#### Extracted entries:

──────────────────────────────

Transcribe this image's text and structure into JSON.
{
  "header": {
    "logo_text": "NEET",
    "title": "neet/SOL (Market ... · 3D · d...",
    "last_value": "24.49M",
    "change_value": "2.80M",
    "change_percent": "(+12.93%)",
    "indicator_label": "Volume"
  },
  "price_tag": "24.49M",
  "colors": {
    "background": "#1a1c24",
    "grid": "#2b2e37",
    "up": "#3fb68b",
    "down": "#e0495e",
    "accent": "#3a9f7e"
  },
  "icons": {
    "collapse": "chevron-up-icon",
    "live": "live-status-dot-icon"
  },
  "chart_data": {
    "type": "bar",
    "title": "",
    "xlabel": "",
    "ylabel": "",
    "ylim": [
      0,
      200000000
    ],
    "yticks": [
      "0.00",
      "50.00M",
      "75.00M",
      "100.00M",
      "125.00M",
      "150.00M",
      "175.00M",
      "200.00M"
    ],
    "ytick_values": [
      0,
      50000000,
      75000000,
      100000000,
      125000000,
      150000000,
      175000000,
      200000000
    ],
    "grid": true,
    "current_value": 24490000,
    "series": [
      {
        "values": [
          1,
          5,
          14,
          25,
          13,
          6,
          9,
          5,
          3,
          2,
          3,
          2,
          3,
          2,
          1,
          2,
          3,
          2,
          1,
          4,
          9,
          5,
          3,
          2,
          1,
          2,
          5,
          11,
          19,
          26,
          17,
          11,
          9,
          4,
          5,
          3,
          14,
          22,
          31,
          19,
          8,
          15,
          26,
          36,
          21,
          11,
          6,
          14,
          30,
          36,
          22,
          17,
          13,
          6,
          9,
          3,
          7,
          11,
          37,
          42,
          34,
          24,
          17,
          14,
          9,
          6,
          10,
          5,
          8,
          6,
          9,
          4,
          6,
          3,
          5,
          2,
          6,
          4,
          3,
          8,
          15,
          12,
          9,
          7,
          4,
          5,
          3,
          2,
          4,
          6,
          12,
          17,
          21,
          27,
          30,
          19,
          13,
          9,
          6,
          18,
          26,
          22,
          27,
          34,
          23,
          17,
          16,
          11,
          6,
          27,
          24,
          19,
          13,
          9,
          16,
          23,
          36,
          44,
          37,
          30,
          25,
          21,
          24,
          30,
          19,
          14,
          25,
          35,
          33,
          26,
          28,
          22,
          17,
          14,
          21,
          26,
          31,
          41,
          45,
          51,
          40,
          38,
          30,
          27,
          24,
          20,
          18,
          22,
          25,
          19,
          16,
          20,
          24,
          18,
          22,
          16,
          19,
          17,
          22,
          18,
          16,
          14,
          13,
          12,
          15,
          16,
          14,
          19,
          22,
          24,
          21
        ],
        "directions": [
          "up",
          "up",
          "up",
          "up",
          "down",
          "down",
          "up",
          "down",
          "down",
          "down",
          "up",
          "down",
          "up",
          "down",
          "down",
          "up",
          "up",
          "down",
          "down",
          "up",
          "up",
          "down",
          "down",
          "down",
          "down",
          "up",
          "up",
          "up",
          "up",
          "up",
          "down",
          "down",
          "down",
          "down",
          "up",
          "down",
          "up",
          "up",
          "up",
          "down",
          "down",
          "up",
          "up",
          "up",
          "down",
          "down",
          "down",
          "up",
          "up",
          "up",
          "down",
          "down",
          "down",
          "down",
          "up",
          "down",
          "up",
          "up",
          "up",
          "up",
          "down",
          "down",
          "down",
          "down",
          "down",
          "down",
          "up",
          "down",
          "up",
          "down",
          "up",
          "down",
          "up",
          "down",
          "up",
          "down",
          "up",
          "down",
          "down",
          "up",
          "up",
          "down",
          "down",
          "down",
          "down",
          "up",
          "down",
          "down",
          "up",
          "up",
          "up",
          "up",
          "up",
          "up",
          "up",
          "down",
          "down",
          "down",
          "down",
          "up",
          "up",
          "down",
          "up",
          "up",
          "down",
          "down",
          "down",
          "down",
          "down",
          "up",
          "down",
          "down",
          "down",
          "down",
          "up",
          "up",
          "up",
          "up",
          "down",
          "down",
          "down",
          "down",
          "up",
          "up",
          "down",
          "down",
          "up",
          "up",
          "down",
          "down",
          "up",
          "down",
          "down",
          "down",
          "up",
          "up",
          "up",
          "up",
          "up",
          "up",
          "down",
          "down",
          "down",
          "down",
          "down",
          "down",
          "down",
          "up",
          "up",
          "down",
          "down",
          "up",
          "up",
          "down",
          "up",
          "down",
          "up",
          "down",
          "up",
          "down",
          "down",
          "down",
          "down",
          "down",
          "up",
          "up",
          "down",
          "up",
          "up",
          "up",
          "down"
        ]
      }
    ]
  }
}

──────────────────────────────

#### Brief:
The records above should be restated word for word, please.

#### Answer to the exercise:
Transcribe this image's text and structure into JSON.
{
  "header": {
    "logo_text": "NEET",
    "title": "neet/SOL (Market ... · 3D · d...",
    "last_value": "24.49M",
    "change_value": "2.80M",
    "change_percent": "(+12.93%)",
    "indicator_label": "Volume"
  },
  "price_tag": "24.49M",
  "colors": {
    "background": "#1a1c24",
    "grid": "#2b2e37",
    "up": "#3fb68b",
    "down": "#e0495e",
    "accent": "#3a9f7e"
  },
  "icons": {
    "collapse": "chevron-up-icon",
    "live": "live-status-dot-icon"
  },
  "chart_data": {
    "type": "bar",
    "title": "",
    "xlabel": "",
    "ylabel": "",
    "ylim": [
      0,
      200000000
    ],
    "yticks": [
      "0.00",
      "50.00M",
      "75.00M",
      "100.00M",
      "125.00M",
      "150.00M",
      "175.00M",
      "200.00M"
    ],
    "ytick_values": [
      0,
      50000000,
      75000000,
      100000000,
      125000000,
      150000000,
      175000000,
      200000000
    ],
    "grid": true,
    "current_value": 24490000,
    "series": [
      {
        "values": [
          1,
          5,
          14,
          25,
          13,
          6,
          9,
          5,
          3,
          2,
          3,
          2,
          3,
          2,
          1,
          2,
          3,
          2,
          1,
          4,
          9,
          5,
          3,
          2,
          1,
          2,
          5,
          11,
          19,
          26,
          17,
          11,
          9,
          4,
          5,
          3,
          14,
          22,
          31,
          19,
          8,
          15,
          26,
          36,
          21,
          11,
          6,
          14,
          30,
          36,
          22,
          17,
          13,
          6,
          9,
          3,
          7,
          11,
          37,
          42,
          34,
          24,
          17,
          14,
          9,
          6,
          10,
          5,
          8,
          6,
          9,
          4,
          6,
          3,
          5,
          2,
          6,
          4,
          3,
          8,
          15,
          12,
          9,
          7,
          4,
          5,
          3,
          2,
          4,
          6,
          12,
          17,
          21,
          27,
          30,
          19,
          13,
          9,
          6,
          18,
          26,
          22,
          27,
          34,
          23,
          17,
          16,
          11,
          6,
          27,
          24,
          19,
          13,
          9,
          16,
          23,
          36,
          44,
          37,
          30,
          25,
          21,
          24,
          30,
          19,
          14,
          25,
          35,
          33,
          26,
          28,
          22,
          17,
          14,
          21,
          26,
          31,
          41,
          45,
          51,
          40,
          38,
          30,
          27,
          24,
          20,
          18,
          22,
          25,
          19,
          16,
          20,
          24,
          18,
          22,
          16,
          19,
          17,
          22,
          18,
          16,
          14,
          13,
          12,
          15,
          16,
          14,
          19,
          22,
          24,
          21
        ],
        "directions": [
          "up",
          "up",
          "up",
          "up",
          "down",
          "down",
          "up",
          "down",
          "down",
          "down",
          "up",
          "down",
          "up",
          "down",
          "down",
          "up",
          "up",
          "down",
          "down",
          "up",
          "up",
          "down",
          "down",
          "down",
          "down",
          "up",
          "up",
          "up",
          "up",
          "up",
          "down",
          "down",
          "down",
          "down",
          "up",
          "down",
          "up",
          "up",
          "up",
          "down",
          "down",
          "up",
          "up",
          "up",
          "down",
          "down",
          "down",
          "up",
          "up",
          "up",
          "down",
          "down",
          "down",
          "down",
          "up",
          "down",
          "up",
          "up",
          "up",
          "up",
          "down",
          "down",
          "down",
          "down",
          "down",
          "down",
          "up",
          "down",
          "up",
          "down",
          "up",
          "down",
          "up",
          "down",
          "up",
          "down",
          "up",
          "down",
          "down",
          "up",
          "up",
          "down",
          "down",
          "down",
          "down",
          "up",
          "down",
          "down",
          "up",
          "up",
          "up",
          "up",
          "up",
          "up",
          "up",
          "down",
          "down",
          "down",
          "down",
          "up",
          "up",
          "down",
          "up",
          "up",
          "down",
          "down",
          "down",
          "down",
          "down",
          "up",
          "down",
          "down",
          "down",
          "down",
          "up",
          "up",
          "up",
          "up",
          "down",
          "down",
          "down",
          "down",
          "up",
          "up",
          "down",
          "down",
          "up",
          "up",
          "down",
          "down",
          "up",
          "down",
          "down",
          "down",
          "up",
          "up",
          "up",
          "up",
          "up",
          "up",
          "down",
          "down",
          "down",
          "down",
          "down",
          "down",
          "down",
          "up",
          "up",
          "down",
          "down",
          "up",
          "up",
          "down",
          "up",
          "down",
          "up",
          "down",
          "up",
          "down",
          "down",
          "down",
          "down",
          "down",
          "up",
          "up",
          "down",
          "up",
          "up",
          "up",
          "down"
        ]
      }
    ]
  }
}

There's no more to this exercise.